本文:
========================================================================
オリックス近藤一樹投手(32)が、4年ぶり勝利でチームを3連勝に導いた。今季3度目の先発で6回3失点。11年8月31日ソフトバンク戦以来の白星だった。

 前回勝利後に4年連続で右肘を手術。育成契約も経験したかつての甲子園優勝右腕が復活した。ウイニングボールを受け取ると「すごく久しぶりの感覚。僕でも勝てるんだなというのが一番です。思い返せば4回手術したり、リハビリをしたり、育成になったりいろいろあった」としみじみ言った。1411日ぶりの味を静かにかみしめた。

 中継ぎから2カ月ぶりの先発に抜てき。1回に11球で先制された。8安打を浴びながら6回まで粘った。3年間未勝利だった男の執念が詰まった96球だった。

 08年に10勝してから下り坂。右肘手術の連続で、毎年忍び寄る戦力外の恐怖と闘った。痛みが消えず、引退が頭をよぎったことは1度ではない。背番号は4度変わった。昨オフからは3桁。「正直言って、125番になった時に恥ずかしさがあった。でも、はい上がるんだと自分に言い聞かせた」。この日までの過程を忘れない。今も帽子とアンダーウエアには、育成選手時代の背番号「125」が記されている。
========================================================================
データ抜粋:
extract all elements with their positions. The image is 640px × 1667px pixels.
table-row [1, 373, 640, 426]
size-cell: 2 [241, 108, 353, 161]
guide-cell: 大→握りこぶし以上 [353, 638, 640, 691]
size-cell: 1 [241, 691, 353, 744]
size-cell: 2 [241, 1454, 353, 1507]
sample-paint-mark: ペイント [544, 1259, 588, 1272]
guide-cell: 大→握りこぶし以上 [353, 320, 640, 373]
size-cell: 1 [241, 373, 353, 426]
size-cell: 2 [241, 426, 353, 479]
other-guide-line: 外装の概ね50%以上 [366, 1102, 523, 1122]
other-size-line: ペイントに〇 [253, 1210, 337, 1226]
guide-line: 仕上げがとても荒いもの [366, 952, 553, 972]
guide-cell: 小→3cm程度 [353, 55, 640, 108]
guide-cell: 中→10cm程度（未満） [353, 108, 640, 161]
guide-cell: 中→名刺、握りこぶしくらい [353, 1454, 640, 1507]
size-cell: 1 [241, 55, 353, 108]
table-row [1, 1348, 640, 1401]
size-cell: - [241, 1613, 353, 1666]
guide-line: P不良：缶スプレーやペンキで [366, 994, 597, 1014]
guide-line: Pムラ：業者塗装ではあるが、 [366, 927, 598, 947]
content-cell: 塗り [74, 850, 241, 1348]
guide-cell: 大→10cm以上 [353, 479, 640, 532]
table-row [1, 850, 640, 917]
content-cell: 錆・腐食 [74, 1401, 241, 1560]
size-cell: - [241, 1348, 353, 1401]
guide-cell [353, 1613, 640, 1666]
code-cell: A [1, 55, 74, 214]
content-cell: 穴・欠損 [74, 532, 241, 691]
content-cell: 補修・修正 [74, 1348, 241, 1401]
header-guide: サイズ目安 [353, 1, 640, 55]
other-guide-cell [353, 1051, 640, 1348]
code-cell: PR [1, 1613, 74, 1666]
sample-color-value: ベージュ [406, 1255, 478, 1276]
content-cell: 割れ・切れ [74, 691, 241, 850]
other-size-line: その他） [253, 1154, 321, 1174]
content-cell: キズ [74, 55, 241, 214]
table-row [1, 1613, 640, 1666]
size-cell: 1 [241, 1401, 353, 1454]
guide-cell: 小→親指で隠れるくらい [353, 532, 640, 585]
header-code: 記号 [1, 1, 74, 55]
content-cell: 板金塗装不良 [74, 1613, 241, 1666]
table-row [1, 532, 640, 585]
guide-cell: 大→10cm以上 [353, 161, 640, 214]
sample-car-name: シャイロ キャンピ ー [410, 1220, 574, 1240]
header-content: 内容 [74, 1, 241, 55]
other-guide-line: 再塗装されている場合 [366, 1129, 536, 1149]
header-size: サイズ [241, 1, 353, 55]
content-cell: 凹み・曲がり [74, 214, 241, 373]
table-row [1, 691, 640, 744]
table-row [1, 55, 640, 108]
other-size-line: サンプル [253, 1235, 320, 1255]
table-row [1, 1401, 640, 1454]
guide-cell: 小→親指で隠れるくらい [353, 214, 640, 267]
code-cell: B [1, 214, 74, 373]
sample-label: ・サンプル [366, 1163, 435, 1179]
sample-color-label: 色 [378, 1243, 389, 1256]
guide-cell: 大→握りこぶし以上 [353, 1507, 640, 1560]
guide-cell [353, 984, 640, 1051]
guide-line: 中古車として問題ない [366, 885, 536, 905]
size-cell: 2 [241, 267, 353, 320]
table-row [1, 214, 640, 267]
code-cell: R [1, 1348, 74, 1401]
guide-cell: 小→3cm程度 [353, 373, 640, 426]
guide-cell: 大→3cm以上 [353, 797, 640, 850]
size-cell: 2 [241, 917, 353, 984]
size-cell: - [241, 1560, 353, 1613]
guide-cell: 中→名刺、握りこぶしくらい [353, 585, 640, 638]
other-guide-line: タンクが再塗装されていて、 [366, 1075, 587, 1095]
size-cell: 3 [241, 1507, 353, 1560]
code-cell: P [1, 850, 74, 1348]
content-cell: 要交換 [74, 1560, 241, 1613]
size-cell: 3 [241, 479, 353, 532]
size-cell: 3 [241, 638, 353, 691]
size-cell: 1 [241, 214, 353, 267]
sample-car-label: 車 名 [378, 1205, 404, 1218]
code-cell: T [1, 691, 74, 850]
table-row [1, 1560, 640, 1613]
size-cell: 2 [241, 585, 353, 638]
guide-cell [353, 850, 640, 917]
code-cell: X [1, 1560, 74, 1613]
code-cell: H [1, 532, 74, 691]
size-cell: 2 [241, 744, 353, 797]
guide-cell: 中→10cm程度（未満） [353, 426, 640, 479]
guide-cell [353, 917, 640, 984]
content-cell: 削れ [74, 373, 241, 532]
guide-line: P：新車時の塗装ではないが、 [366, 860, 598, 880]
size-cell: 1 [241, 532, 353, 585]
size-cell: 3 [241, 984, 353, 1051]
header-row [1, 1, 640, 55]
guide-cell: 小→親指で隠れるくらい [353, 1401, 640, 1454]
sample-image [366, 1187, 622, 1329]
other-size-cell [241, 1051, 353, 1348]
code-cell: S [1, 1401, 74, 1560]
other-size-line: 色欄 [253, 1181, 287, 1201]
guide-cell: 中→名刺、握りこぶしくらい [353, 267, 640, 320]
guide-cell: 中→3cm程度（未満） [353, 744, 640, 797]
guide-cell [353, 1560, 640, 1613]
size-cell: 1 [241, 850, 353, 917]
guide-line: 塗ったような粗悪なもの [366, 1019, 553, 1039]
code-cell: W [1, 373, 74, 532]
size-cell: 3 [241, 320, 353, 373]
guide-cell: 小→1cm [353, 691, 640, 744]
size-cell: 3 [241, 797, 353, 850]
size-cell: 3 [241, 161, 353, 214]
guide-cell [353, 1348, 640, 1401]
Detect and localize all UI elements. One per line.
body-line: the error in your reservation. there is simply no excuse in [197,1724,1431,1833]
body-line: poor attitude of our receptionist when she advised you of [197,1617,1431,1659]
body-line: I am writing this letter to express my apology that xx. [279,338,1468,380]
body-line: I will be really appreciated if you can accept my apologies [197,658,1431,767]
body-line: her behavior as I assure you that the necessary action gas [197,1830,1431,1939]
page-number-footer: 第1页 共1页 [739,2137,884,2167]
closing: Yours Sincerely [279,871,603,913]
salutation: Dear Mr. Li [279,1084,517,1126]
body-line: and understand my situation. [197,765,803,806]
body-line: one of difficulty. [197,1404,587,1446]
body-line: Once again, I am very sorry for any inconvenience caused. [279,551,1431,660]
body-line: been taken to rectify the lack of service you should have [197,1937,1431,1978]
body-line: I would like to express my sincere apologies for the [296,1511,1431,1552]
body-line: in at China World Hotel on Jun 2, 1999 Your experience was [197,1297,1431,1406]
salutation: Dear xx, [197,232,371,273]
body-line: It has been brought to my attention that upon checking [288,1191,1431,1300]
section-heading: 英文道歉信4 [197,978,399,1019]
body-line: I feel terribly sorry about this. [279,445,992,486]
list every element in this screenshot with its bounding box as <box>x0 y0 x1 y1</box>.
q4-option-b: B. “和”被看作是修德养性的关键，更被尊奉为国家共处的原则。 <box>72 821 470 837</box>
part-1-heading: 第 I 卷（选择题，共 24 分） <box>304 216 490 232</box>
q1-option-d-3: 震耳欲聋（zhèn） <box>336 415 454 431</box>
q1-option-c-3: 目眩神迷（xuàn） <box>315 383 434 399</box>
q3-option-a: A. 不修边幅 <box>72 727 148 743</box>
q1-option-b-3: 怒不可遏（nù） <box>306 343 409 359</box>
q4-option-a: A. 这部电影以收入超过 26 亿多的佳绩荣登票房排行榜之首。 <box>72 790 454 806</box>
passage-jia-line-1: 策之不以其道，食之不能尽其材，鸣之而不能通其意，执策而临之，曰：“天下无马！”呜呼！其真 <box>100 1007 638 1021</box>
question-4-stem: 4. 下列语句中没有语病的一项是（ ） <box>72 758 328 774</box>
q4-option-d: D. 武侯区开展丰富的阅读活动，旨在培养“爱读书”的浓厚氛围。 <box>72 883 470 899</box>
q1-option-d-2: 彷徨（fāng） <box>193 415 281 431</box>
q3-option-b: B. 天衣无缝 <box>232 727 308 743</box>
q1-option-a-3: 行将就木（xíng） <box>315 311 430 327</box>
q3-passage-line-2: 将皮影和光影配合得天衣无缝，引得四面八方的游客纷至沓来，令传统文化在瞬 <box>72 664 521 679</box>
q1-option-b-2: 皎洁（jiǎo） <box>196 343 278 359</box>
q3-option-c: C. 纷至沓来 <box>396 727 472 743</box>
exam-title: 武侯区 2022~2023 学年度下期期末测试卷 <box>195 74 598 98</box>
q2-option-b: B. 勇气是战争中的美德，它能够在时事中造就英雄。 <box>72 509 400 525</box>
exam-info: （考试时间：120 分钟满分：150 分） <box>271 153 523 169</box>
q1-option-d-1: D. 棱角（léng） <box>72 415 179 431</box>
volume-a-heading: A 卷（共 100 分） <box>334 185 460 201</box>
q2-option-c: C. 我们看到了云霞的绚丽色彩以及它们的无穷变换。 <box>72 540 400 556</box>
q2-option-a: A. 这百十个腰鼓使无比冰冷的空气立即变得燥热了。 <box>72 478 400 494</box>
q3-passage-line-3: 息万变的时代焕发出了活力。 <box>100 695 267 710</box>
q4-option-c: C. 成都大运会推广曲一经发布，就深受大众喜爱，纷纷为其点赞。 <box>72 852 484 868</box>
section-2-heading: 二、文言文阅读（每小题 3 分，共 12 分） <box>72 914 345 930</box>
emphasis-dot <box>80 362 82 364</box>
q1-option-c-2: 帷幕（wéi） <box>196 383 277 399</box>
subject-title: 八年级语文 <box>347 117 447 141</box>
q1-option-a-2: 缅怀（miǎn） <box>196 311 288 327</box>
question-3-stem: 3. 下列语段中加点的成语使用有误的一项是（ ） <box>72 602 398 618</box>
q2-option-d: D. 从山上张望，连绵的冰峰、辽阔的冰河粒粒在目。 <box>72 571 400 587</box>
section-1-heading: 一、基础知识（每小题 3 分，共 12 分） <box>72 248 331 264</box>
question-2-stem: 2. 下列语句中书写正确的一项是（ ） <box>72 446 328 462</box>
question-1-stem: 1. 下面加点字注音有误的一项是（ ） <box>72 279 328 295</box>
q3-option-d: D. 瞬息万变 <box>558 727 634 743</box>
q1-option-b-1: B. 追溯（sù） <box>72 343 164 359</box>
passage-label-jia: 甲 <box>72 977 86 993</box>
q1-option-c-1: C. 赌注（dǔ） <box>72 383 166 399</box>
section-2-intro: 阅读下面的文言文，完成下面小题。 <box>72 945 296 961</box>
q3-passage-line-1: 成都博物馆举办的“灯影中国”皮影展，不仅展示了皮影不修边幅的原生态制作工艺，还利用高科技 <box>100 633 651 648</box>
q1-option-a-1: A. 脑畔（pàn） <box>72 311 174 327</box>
========================================================================
作業課題 1:
本文の内容について、次の問いに答えてください。
(a) 近藤投手の前回の勝利は、いつのどのチームとの試合でしたか。
(b) この試合で近藤投手は何球を投げましたか。
(c) 近藤投手の帽子とアンダーウエアには、どの背番号が記されていますか。
作業課題 2:
本文のうち、「前回勝利後に4年連続で右肘を」から「号「125」が記されている。」までの部分を書き写してください。

解答例 1:
(a) 11年8月31日のソフトバンク戦です。
(b) 96球です。
(c) 育成選手時代の背番号「125」です。

解答例 2:
前回勝利後に4年連続で右肘を手術。育成契約も経験したかつての甲子園優勝右腕が復活した。ウイニングボールを受け取ると「すごく久しぶりの感覚。僕でも勝てるんだなというのが一番です。思い返せば4回手術したり、リハビリをしたり、育成になったりいろいろあった」としみじみ言った。1411日ぶりの味を静かにかみしめた。

 中継ぎから2カ月ぶりの先発に抜てき。1回に11球で先制された。8安打を浴びながら6回まで粘った。3年間未勝利だった男の執念が詰まった96球だった。

 08年に10勝してから下り坂。右肘手術の連続で、毎年忍び寄る戦力外の恐怖と闘った。痛みが消えず、引退が頭をよぎったことは1度ではない。背番号は4度変わった。昨オフからは3桁。「正直言って、125番になった時に恥ずかしさがあった。でも、はい上がるんだと自分に言い聞かせた」。この日までの過程を忘れない。今も帽子とアンダーウエアには、育成選手時代の背番号「125」が記されている。